** start Data listing **
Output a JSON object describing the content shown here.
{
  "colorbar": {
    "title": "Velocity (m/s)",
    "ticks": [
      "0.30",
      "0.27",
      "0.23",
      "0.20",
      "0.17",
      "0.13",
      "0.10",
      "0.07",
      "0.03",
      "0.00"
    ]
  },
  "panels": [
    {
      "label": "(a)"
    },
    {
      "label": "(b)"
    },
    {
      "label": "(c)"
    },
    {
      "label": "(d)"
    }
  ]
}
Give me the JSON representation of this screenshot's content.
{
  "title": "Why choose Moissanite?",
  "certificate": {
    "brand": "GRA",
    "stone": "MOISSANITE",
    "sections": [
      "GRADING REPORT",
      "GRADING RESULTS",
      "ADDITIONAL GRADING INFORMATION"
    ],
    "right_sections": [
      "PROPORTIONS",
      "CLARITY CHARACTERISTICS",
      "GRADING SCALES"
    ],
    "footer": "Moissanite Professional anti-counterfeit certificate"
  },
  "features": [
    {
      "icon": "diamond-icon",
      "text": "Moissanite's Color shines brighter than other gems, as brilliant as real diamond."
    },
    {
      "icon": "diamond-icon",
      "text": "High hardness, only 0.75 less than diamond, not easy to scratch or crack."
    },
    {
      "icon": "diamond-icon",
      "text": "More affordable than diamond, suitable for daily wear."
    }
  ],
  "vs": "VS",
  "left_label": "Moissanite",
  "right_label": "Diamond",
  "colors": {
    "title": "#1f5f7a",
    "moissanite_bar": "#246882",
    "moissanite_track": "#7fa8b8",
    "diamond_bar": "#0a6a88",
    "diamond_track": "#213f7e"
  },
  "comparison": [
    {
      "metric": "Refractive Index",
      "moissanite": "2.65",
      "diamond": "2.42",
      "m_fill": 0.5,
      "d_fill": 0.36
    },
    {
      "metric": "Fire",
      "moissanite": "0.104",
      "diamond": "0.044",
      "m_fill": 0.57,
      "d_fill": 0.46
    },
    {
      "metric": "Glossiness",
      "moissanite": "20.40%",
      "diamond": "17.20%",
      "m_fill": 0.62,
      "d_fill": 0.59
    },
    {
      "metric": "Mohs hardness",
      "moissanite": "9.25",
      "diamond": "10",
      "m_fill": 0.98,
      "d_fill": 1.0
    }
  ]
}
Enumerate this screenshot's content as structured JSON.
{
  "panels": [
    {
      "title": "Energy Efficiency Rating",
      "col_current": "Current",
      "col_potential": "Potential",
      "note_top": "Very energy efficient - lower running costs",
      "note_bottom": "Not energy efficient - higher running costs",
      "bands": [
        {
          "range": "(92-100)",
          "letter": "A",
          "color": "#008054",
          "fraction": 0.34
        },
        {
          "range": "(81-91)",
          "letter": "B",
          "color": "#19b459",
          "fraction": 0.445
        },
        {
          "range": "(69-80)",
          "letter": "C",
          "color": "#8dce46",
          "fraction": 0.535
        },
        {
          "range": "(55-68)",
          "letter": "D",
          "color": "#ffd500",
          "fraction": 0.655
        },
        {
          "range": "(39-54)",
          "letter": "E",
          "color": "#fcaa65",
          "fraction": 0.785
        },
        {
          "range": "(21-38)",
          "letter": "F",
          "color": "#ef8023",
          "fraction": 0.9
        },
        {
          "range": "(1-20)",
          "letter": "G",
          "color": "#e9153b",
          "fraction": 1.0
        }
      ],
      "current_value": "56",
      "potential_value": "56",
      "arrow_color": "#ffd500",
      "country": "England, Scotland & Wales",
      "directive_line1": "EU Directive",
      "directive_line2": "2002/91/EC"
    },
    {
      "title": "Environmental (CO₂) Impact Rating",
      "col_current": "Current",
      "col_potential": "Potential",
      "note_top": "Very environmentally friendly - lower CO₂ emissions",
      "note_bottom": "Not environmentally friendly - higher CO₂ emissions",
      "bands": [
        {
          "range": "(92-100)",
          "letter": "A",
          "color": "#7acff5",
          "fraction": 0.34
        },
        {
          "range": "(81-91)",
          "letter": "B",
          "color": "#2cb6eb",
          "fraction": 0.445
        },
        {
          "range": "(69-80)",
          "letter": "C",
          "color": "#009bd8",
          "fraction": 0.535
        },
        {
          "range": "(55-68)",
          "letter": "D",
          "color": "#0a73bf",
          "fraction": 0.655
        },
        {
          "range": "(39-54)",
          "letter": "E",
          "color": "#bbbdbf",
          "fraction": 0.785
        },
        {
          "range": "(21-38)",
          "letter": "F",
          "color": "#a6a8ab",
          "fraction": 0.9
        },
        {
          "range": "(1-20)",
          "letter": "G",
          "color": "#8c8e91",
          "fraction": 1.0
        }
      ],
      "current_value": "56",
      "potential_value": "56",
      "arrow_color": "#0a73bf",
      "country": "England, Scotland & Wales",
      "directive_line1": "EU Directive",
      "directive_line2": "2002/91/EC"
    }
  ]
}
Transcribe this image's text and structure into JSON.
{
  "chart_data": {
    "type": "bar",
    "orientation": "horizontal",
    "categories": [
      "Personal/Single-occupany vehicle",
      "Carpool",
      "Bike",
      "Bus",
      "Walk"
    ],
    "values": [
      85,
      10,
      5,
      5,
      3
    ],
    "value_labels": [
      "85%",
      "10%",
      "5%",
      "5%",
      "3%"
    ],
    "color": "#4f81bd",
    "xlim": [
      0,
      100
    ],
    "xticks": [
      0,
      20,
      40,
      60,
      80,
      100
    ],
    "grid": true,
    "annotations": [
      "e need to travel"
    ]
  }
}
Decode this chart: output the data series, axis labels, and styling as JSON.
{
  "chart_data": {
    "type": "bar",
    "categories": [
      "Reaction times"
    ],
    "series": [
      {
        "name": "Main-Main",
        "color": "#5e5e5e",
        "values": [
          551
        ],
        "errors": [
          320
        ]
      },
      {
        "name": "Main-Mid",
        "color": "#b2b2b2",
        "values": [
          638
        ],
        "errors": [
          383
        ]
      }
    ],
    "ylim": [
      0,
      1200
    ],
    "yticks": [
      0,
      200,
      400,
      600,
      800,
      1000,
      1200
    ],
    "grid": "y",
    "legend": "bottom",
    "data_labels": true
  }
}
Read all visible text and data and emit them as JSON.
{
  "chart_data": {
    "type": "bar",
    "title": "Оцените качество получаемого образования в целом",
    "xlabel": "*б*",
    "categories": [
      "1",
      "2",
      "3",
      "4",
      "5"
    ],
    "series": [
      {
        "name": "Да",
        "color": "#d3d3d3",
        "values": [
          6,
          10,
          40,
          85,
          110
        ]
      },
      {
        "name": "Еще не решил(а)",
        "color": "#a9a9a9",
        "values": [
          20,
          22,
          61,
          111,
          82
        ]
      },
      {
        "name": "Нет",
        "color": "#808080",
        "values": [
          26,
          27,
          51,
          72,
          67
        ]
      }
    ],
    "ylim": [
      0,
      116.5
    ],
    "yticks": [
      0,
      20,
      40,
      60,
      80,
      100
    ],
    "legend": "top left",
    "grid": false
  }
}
** end Data listing **
What you should do: Transcribe the whole listing with nothing added or left out.

Full answer:
Output a JSON object describing the content shown here.
{
  "colorbar": {
    "title": "Velocity (m/s)",
    "ticks": [
      "0.30",
      "0.27",
      "0.23",
      "0.20",
      "0.17",
      "0.13",
      "0.10",
      "0.07",
      "0.03",
      "0.00"
    ]
  },
  "panels": [
    {
      "label": "(a)"
    },
    {
      "label": "(b)"
    },
    {
      "label": "(c)"
    },
    {
      "label": "(d)"
    }
  ]
}
Give me the JSON representation of this screenshot's content.
{
  "title": "Why choose Moissanite?",
  "certificate": {
    "brand": "GRA",
    "stone": "MOISSANITE",
    "sections": [
      "GRADING REPORT",
      "GRADING RESULTS",
      "ADDITIONAL GRADING INFORMATION"
    ],
    "right_sections": [
      "PROPORTIONS",
      "CLARITY CHARACTERISTICS",
      "GRADING SCALES"
    ],
    "footer": "Moissanite Professional anti-counterfeit certificate"
  },
  "features": [
    {
      "icon": "diamond-icon",
      "text": "Moissanite's Color shines brighter than other gems, as brilliant as real diamond."
    },
    {
      "icon": "diamond-icon",
      "text": "High hardness, only 0.75 less than diamond, not easy to scratch or crack."
    },
    {
      "icon": "diamond-icon",
      "text": "More affordable than diamond, suitable for daily wear."
    }
  ],
  "vs": "VS",
  "left_label": "Moissanite",
  "right_label": "Diamond",
  "colors": {
    "title": "#1f5f7a",
    "moissanite_bar": "#246882",
    "moissanite_track": "#7fa8b8",
    "diamond_bar": "#0a6a88",
    "diamond_track": "#213f7e"
  },
  "comparison": [
    {
      "metric": "Refractive Index",
      "moissanite": "2.65",
      "diamond": "2.42",
      "m_fill": 0.5,
      "d_fill": 0.36
    },
    {
      "metric": "Fire",
      "moissanite": "0.104",
      "diamond": "0.044",
      "m_fill": 0.57,
      "d_fill": 0.46
    },
    {
      "metric": "Glossiness",
      "moissanite": "20.40%",
      "diamond": "17.20%",
      "m_fill": 0.62,
      "d_fill": 0.59
    },
    {
      "metric": "Mohs hardness",
      "moissanite": "9.25",
      "diamond": "10",
      "m_fill": 0.98,
      "d_fill": 1.0
    }
  ]
}
Enumerate this screenshot's content as structured JSON.
{
  "panels": [
    {
      "title": "Energy Efficiency Rating",
      "col_current": "Current",
      "col_potential": "Potential",
      "note_top": "Very energy efficient - lower running costs",
      "note_bottom": "Not energy efficient - higher running costs",
      "bands": [
        {
          "range": "(92-100)",
          "letter": "A",
          "color": "#008054",
          "fraction": 0.34
        },
        {
          "range": "(81-91)",
          "letter": "B",
          "color": "#19b459",
          "fraction": 0.445
        },
        {
          "range": "(69-80)",
          "letter": "C",
          "color": "#8dce46",
          "fraction": 0.535
        },
        {
          "range": "(55-68)",
          "letter": "D",
          "color": "#ffd500",
          "fraction": 0.655
        },
        {
          "range": "(39-54)",
          "letter": "E",
          "color": "#fcaa65",
          "fraction": 0.785
        },
        {
          "range": "(21-38)",
          "letter": "F",
          "color": "#ef8023",
          "fraction": 0.9
        },
        {
          "range": "(1-20)",
          "letter": "G",
          "color": "#e9153b",
          "fraction": 1.0
        }
      ],
      "current_value": "56",
      "potential_value": "56",
      "arrow_color": "#ffd500",
      "country": "England, Scotland & Wales",
      "directive_line1": "EU Directive",
      "directive_line2": "2002/91/EC"
    },
    {
      "title": "Environmental (CO₂) Impact Rating",
      "col_current": "Current",
      "col_potential": "Potential",
      "note_top": "Very environmentally friendly - lower CO₂ emissions",
      "note_bottom": "Not environmentally friendly - higher CO₂ emissions",
      "bands": [
        {
          "range": "(92-100)",
          "letter": "A",
          "color": "#7acff5",
          "fraction": 0.34
        },
        {
          "range": "(81-91)",
          "letter": "B",
          "color": "#2cb6eb",
          "fraction": 0.445
        },
        {
          "range": "(69-80)",
          "letter": "C",
          "color": "#009bd8",
          "fraction": 0.535
        },
        {
          "range": "(55-68)",
          "letter": "D",
          "color": "#0a73bf",
          "fraction": 0.655
        },
        {
          "range": "(39-54)",
          "letter": "E",
          "color": "#bbbdbf",
          "fraction": 0.785
        },
        {
          "range": "(21-38)",
          "letter": "F",
          "color": "#a6a8ab",
          "fraction": 0.9
        },
        {
          "range": "(1-20)",
          "letter": "G",
          "color": "#8c8e91",
          "fraction": 1.0
        }
      ],
      "current_value": "56",
      "potential_value": "56",
      "arrow_color": "#0a73bf",
      "country": "England, Scotland & Wales",
      "directive_line1": "EU Directive",
      "directive_line2": "2002/91/EC"
    }
  ]
}
Transcribe this image's text and structure into JSON.
{
  "chart_data": {
    "type": "bar",
    "orientation": "horizontal",
    "categories": [
      "Personal/Single-occupany vehicle",
      "Carpool",
      "Bike",
      "Bus",
      "Walk"
    ],
    "values": [
      85,
      10,
      5,
      5,
      3
    ],
    "value_labels": [
      "85%",
      "10%",
      "5%",
      "5%",
      "3%"
    ],
    "color": "#4f81bd",
    "xlim": [
      0,
      100
    ],
    "xticks": [
      0,
      20,
      40,
      60,
      80,
      100
    ],
    "grid": true,
    "annotations": [
      "e need to travel"
    ]
  }
}
Decode this chart: output the data series, axis labels, and styling as JSON.
{
  "chart_data": {
    "type": "bar",
    "categories": [
      "Reaction times"
    ],
    "series": [
      {
        "name": "Main-Main",
        "color": "#5e5e5e",
        "values": [
          551
        ],
        "errors": [
          320
        ]
      },
      {
        "name": "Main-Mid",
        "color": "#b2b2b2",
        "values": [
          638
        ],
        "errors": [
          383
        ]
      }
    ],
    "ylim": [
      0,
      1200
    ],
    "yticks": [
      0,
      200,
      400,
      600,
      800,
      1000,
      1200
    ],
    "grid": "y",
    "legend": "bottom",
    "data_labels": true
  }
}
Read all visible text and data and emit them as JSON.
{
  "chart_data": {
    "type": "bar",
    "title": "Оцените качество получаемого образования в целом",
    "xlabel": "*б*",
    "categories": [
      "1",
      "2",
      "3",
      "4",
      "5"
    ],
    "series": [
      {
        "name": "Да",
        "color": "#d3d3d3",
        "values": [
          6,
          10,
          40,
          85,
          110
        ]
      },
      {
        "name": "Еще не решил(а)",
        "color": "#a9a9a9",
        "values": [
          20,
          22,
          61,
          111,
          82
        ]
      },
      {
        "name": "Нет",
        "color": "#808080",
        "values": [
          26,
          27,
          51,
          72,
          67
        ]
      }
    ],
    "ylim": [
      0,
      116.5
    ],
    "yticks": [
      0,
      20,
      40,
      60,
      80,
      100
    ],
    "legend": "top left",
    "grid": false
  }
}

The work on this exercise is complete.